SET EXERCISE: Leave out every picture, then transcribe the rest of the listing exactly.

[Recorded data]

================================

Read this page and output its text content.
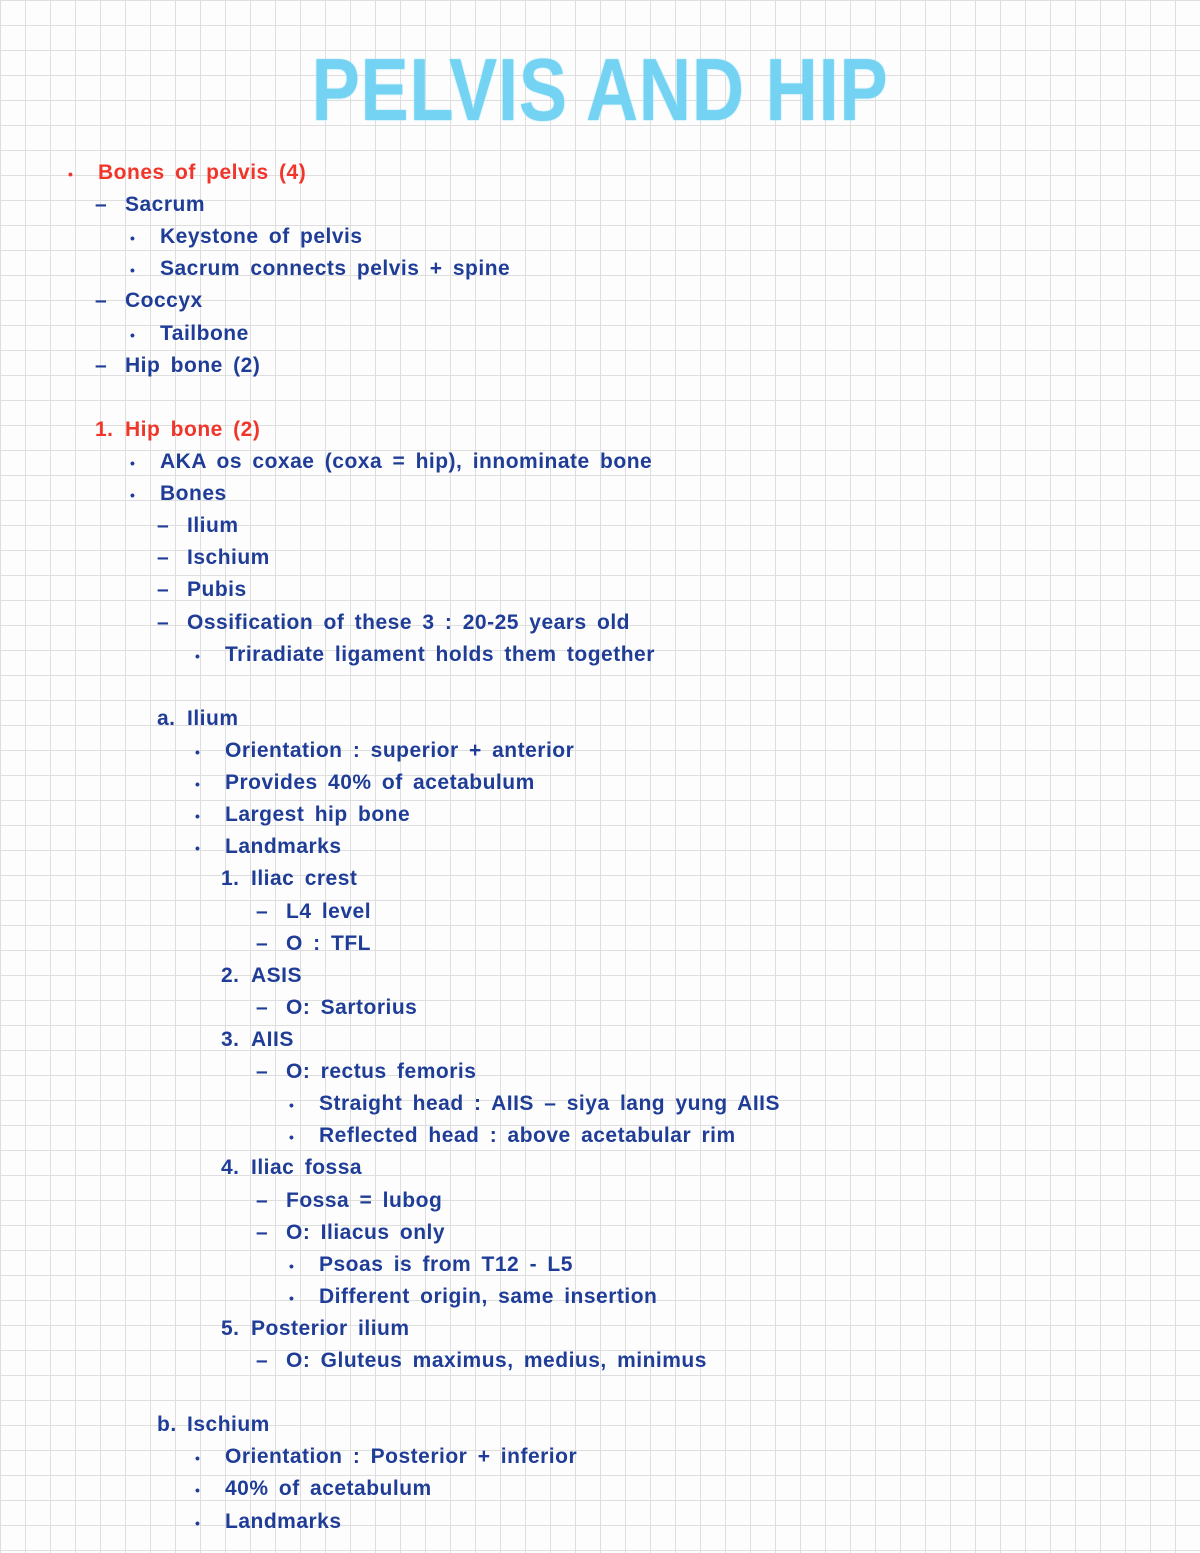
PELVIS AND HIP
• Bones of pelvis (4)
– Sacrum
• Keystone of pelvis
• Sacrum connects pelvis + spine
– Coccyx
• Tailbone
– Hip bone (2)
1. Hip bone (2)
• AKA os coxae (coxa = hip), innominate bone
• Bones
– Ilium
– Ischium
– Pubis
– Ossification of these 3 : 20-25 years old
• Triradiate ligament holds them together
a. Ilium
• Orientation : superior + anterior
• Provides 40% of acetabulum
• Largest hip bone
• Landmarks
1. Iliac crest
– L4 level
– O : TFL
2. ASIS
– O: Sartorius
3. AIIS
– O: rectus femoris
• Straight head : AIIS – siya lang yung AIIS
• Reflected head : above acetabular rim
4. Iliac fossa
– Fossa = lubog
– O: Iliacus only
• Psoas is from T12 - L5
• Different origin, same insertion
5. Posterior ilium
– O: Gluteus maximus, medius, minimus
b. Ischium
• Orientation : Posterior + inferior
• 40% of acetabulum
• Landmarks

================================

EXERCISE OUTPUT:
Read this page and output its text content.
PELVIS AND HIP
• Bones of pelvis (4)
– Sacrum
• Keystone of pelvis
• Sacrum connects pelvis + spine
– Coccyx
• Tailbone
– Hip bone (2)
1. Hip bone (2)
• AKA os coxae (coxa = hip), innominate bone
• Bones
– Ilium
– Ischium
– Pubis
– Ossification of these 3 : 20-25 years old
• Triradiate ligament holds them together
a. Ilium
• Orientation : superior + anterior
• Provides 40% of acetabulum
• Largest hip bone
• Landmarks
1. Iliac crest
– L4 level
– O : TFL
2. ASIS
– O: Sartorius
3. AIIS
– O: rectus femoris
• Straight head : AIIS – siya lang yung AIIS
• Reflected head : above acetabular rim
4. Iliac fossa
– Fossa = lubog
– O: Iliacus only
• Psoas is from T12 - L5
• Different origin, same insertion
5. Posterior ilium
– O: Gluteus maximus, medius, minimus
b. Ischium
• Orientation : Posterior + inferior
• 40% of acetabulum
• Landmarks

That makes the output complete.